▶ Direction
Reproduce each of the rows below word for word, without changing anything.
__________________________________________________
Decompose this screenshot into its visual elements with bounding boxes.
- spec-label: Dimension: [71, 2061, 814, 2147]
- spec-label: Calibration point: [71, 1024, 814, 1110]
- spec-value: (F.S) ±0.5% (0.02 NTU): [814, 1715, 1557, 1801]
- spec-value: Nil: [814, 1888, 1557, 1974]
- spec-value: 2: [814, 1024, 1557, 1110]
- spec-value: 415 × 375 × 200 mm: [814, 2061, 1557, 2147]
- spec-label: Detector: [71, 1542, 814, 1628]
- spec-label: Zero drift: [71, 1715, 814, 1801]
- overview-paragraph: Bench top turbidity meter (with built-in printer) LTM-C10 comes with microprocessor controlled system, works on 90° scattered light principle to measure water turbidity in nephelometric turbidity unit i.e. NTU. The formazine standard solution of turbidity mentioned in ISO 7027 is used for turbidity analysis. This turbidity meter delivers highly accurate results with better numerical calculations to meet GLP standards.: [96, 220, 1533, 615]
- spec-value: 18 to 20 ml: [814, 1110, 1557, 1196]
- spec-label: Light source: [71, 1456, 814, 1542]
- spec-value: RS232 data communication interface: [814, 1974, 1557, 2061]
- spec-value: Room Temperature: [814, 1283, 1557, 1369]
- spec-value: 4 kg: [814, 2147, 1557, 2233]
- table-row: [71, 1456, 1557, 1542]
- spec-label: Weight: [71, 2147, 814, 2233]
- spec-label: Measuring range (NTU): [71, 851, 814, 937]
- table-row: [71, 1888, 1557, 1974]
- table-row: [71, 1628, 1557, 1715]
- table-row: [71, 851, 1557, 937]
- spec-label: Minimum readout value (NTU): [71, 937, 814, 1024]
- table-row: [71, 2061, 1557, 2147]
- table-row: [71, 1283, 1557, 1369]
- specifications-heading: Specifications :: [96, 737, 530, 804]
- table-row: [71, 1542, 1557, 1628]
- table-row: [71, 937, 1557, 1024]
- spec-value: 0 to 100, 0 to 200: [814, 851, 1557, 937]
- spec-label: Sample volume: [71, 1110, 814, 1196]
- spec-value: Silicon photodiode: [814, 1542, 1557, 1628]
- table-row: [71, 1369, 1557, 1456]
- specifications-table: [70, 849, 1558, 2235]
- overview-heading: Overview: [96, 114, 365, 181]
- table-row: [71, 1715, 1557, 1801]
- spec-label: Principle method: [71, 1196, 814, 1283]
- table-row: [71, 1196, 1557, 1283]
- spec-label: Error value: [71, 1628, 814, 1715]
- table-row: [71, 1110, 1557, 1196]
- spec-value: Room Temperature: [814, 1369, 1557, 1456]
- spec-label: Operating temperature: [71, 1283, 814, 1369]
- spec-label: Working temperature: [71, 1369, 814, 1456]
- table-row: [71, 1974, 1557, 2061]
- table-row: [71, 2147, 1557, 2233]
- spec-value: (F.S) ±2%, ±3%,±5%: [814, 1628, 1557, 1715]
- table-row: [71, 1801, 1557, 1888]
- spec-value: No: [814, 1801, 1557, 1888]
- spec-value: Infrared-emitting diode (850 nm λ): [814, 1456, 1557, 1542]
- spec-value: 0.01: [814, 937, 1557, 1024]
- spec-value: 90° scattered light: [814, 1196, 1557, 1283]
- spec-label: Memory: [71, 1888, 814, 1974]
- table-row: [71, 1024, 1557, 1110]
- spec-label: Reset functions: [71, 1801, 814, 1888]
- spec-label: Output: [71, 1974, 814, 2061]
__________________________________________________
▶ Solution to the exercise
Decompose this screenshot into its visual elements with bounding boxes.
- spec-label: Dimension: [71, 2061, 814, 2147]
- spec-label: Calibration point: [71, 1024, 814, 1110]
- spec-value: (F.S) ±0.5% (0.02 NTU): [814, 1715, 1557, 1801]
- spec-value: Nil: [814, 1888, 1557, 1974]
- spec-value: 2: [814, 1024, 1557, 1110]
- spec-value: 415 × 375 × 200 mm: [814, 2061, 1557, 2147]
- spec-label: Detector: [71, 1542, 814, 1628]
- spec-label: Zero drift: [71, 1715, 814, 1801]
- overview-paragraph: Bench top turbidity meter (with built-in printer) LTM-C10 comes with microprocessor controlled system, works on 90° scattered light principle to measure water turbidity in nephelometric turbidity unit i.e. NTU. The formazine standard solution of turbidity mentioned in ISO 7027 is used for turbidity analysis. This turbidity meter delivers highly accurate results with better numerical calculations to meet GLP standards.: [96, 220, 1533, 615]
- spec-value: 18 to 20 ml: [814, 1110, 1557, 1196]
- spec-label: Light source: [71, 1456, 814, 1542]
- spec-value: RS232 data communication interface: [814, 1974, 1557, 2061]
- spec-value: Room Temperature: [814, 1283, 1557, 1369]
- spec-value: 4 kg: [814, 2147, 1557, 2233]
- table-row: [71, 1456, 1557, 1542]
- spec-label: Weight: [71, 2147, 814, 2233]
- spec-label: Measuring range (NTU): [71, 851, 814, 937]
- table-row: [71, 1888, 1557, 1974]
- table-row: [71, 1628, 1557, 1715]
- table-row: [71, 851, 1557, 937]
- spec-label: Minimum readout value (NTU): [71, 937, 814, 1024]
- table-row: [71, 2061, 1557, 2147]
- table-row: [71, 1283, 1557, 1369]
- specifications-heading: Specifications :: [96, 737, 530, 804]
- table-row: [71, 1542, 1557, 1628]
- table-row: [71, 937, 1557, 1024]
- spec-value: 0 to 100, 0 to 200: [814, 851, 1557, 937]
- spec-label: Sample volume: [71, 1110, 814, 1196]
- spec-value: Silicon photodiode: [814, 1542, 1557, 1628]
- table-row: [71, 1369, 1557, 1456]
- specifications-table: [70, 849, 1558, 2235]
- overview-heading: Overview: [96, 114, 365, 181]
- table-row: [71, 1715, 1557, 1801]
- spec-label: Principle method: [71, 1196, 814, 1283]
- table-row: [71, 1196, 1557, 1283]
- spec-label: Error value: [71, 1628, 814, 1715]
- table-row: [71, 1110, 1557, 1196]
- spec-value: Room Temperature: [814, 1369, 1557, 1456]
- spec-label: Operating temperature: [71, 1283, 814, 1369]
- spec-label: Working temperature: [71, 1369, 814, 1456]
- table-row: [71, 1974, 1557, 2061]
- table-row: [71, 2147, 1557, 2233]
- spec-value: (F.S) ±2%, ±3%,±5%: [814, 1628, 1557, 1715]
- table-row: [71, 1801, 1557, 1888]
- spec-value: No: [814, 1801, 1557, 1888]
- spec-value: Infrared-emitting diode (850 nm λ): [814, 1456, 1557, 1542]
- spec-value: 0.01: [814, 937, 1557, 1024]
- spec-value: 90° scattered light: [814, 1196, 1557, 1283]
- spec-label: Memory: [71, 1888, 814, 1974]
- table-row: [71, 1024, 1557, 1110]
- spec-label: Reset functions: [71, 1801, 814, 1888]
- spec-label: Output: [71, 1974, 814, 2061]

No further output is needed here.